Written exercise – Of the lines in these entries, how many contain the string "First"? Give the number and nothing else.

Data lines –

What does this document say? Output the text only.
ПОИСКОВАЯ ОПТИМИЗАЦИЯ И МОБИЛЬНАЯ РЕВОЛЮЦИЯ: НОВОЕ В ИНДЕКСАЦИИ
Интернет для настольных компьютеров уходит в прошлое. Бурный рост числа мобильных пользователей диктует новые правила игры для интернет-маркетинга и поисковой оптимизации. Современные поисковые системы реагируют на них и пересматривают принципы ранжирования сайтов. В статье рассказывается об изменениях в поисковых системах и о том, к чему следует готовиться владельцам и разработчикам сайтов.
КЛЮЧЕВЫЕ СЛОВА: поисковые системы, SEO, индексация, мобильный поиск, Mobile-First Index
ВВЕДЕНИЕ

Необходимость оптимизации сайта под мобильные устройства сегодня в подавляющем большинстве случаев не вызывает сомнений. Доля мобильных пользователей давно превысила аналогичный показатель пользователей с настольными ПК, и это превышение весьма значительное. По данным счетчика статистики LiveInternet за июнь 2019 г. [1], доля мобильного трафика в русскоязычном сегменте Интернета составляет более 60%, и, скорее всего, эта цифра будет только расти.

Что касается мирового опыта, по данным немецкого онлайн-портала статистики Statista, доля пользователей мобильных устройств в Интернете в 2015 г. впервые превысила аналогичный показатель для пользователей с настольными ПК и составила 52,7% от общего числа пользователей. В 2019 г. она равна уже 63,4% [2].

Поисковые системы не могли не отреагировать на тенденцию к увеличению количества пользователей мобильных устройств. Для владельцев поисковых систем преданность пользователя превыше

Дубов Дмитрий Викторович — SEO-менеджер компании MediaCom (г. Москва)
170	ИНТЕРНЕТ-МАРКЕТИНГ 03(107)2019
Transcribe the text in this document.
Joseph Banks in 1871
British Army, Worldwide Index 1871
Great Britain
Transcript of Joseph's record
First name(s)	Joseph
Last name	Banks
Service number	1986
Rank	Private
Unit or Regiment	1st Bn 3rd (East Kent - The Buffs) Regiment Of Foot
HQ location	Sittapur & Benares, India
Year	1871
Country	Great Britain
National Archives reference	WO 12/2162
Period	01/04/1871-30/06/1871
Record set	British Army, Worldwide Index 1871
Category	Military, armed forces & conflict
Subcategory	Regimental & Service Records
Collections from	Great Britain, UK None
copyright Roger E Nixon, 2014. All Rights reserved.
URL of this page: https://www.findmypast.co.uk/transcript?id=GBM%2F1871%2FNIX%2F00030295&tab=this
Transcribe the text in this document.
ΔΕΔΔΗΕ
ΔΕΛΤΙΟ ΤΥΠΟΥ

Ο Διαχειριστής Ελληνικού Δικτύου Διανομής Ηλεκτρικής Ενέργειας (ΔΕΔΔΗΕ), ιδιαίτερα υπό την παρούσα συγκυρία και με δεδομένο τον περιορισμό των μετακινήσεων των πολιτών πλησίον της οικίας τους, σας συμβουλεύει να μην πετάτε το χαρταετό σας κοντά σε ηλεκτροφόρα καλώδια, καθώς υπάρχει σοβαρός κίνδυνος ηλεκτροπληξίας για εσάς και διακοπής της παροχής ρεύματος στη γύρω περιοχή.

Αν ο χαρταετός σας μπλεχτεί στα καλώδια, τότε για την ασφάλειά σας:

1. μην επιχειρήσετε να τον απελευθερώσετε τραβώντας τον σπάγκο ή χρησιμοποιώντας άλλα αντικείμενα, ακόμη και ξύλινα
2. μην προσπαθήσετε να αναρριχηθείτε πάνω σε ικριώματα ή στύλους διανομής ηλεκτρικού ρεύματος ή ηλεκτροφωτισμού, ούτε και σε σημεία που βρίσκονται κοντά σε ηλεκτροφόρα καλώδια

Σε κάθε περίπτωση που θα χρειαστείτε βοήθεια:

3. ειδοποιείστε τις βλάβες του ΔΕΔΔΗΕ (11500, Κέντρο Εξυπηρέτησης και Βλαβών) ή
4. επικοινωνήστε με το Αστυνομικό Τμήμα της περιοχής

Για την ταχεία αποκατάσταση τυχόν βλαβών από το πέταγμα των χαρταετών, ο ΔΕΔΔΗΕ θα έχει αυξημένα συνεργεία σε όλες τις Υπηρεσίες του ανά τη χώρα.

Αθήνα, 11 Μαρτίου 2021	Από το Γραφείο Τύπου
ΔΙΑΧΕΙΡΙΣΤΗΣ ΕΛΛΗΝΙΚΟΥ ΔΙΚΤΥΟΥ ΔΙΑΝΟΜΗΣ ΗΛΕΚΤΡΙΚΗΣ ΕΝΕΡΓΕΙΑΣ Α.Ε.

Exercise output – 2